LISTAGEM:
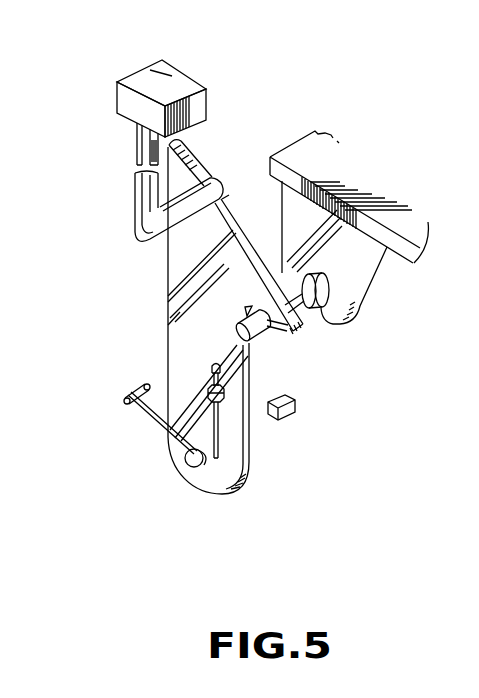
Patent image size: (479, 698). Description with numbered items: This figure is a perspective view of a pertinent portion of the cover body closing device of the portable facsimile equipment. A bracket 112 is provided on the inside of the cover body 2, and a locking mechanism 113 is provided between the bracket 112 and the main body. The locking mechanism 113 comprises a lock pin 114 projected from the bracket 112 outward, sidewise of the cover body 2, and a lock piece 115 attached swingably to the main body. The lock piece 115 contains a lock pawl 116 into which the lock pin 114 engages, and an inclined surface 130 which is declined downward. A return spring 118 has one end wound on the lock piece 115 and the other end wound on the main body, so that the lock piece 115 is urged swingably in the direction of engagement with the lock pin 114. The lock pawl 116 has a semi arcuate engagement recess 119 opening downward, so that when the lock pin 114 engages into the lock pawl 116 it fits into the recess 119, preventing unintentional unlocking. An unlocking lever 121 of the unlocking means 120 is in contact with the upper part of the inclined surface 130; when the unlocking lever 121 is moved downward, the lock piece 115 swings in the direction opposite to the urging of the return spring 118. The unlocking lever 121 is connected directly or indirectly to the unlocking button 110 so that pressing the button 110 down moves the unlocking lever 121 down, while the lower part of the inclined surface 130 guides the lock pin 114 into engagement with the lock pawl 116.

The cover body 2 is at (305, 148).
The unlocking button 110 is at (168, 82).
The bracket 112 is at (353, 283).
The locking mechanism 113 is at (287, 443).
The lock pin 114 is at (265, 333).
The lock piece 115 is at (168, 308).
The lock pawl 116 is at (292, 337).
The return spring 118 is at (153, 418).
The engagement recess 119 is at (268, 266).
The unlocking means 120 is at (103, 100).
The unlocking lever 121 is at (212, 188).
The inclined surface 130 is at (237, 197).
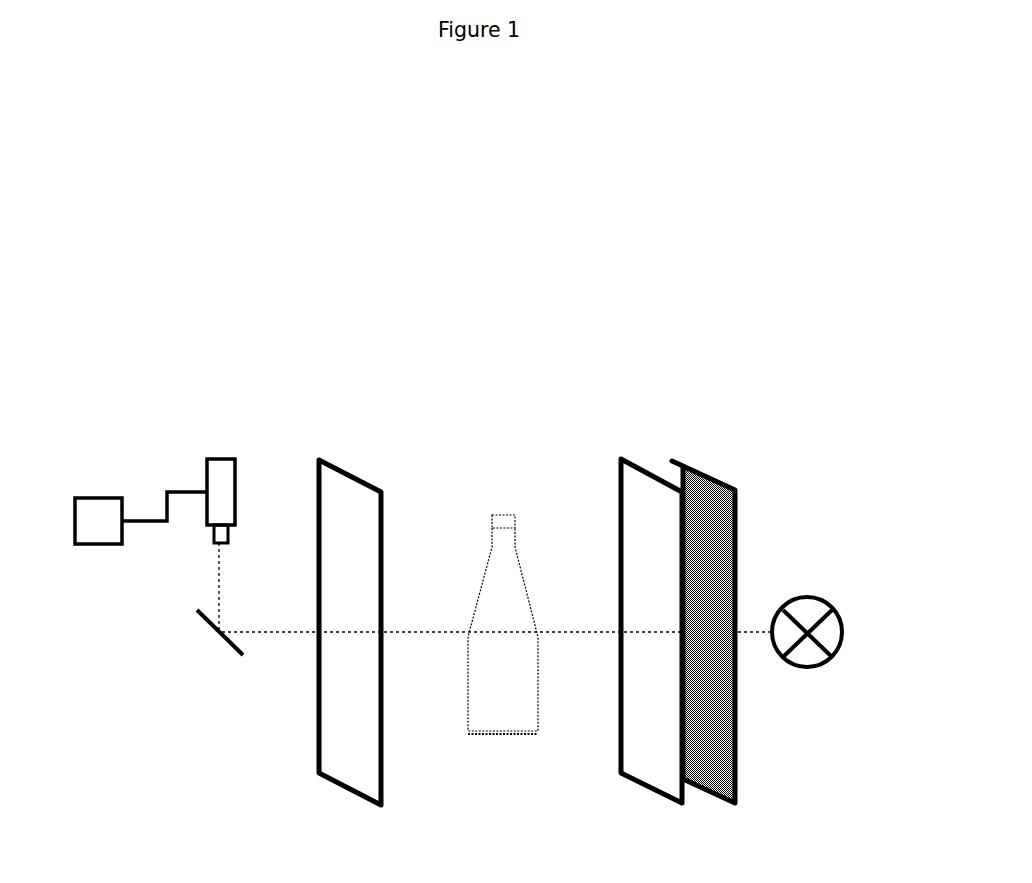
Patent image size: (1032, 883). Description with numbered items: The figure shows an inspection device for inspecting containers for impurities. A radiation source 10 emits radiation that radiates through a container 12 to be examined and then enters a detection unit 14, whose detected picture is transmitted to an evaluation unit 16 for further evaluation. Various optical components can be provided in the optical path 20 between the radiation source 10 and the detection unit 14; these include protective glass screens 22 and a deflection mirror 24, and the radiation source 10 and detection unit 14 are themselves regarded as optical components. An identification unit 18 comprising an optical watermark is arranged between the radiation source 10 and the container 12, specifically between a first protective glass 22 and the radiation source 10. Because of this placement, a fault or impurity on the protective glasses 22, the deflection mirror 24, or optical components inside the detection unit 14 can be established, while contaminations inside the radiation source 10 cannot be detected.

DETALHES DO EXERCÍCIO: Organize todas as linhas acima em uma lista numerada, omitindo as linhas em branco. Não inclua as imagens na resposta.

RESULTADO FINAL:
1. Patent image size: (479, 698). Description with numbered items: This figure is a perspective view of a pertinent portion of the cover body closing device of the portable facsimile equipment. A bracket 112 is provided on the inside of the cover body 2, and a locking mechanism 113 is provided between the bracket 112 and the main body. The locking mechanism 113 comprises a lock pin 114 projected from the bracket 112 outward, sidewise of the cover body 2, and a lock piece 115 attached swingably to the main body. The lock piece 115 contains a lock pawl 116 into which the lock pin 114 engages, and an inclined surface 130 which is declined downward. A return spring 118 has one end wound on the lock piece 115 and the other end wound on the main body, so that the lock piece 115 is urged swingably in the direction of engagement with the lock pin 114. The lock pawl 116 has a semi arcuate engagement recess 119 opening downward, so that when the lock pin 114 engages into the lock pawl 116 it fits into the recess 119, preventing unintentional unlocking. An unlocking lever 121 of the unlocking means 120 is in contact with the upper part of the inclined surface 130; when the unlocking lever 121 is moved downward, the lock piece 115 swings in the direction opposite to the urging of the return spring 118. The unlocking lever 121 is connected directly or indirectly to the unlocking button 110 so that pressing the button 110 down moves the unlocking lever 121 down, while the lower part of the inclined surface 130 guides the lock pin 114 into engagement with the lock pawl 116.
2. The cover body 2 is at (305, 148).
3. The unlocking button 110 is at (168, 82).
4. The bracket 112 is at (353, 283).
5. The locking mechanism 113 is at (287, 443).
6. The lock pin 114 is at (265, 333).
7. The lock piece 115 is at (168, 308).
8. The lock pawl 116 is at (292, 337).
9. The return spring 118 is at (153, 418).
10. The engagement recess 119 is at (268, 266).
11. The unlocking means 120 is at (103, 100).
12. The unlocking lever 121 is at (212, 188).
13. The inclined surface 130 is at (237, 197).
14. Patent image size: (1032, 883). Description with numbered items: The figure shows an inspection device for inspecting containers for impurities. A radiation source 10 emits radiation that radiates through a container 12 to be examined and then enters a detection unit 14, whose detected picture is transmitted to an evaluation unit 16 for further evaluation. Various optical components can be provided in the optical path 20 between the radiation source 10 and the detection unit 14; these include protective glass screens 22 and a deflection mirror 24, and the radiation source 10 and detection unit 14 are themselves regarded as optical components. An identification unit 18 comprising an optical watermark is arranged between the radiation source 10 and the container 12, specifically between a first protective glass 22 and the radiation source 10. Because of this placement, a fault or impurity on the protective glasses 22, the deflection mirror 24, or optical components inside the detection unit 14 can be established, while contaminations inside the radiation source 10 cannot be detected.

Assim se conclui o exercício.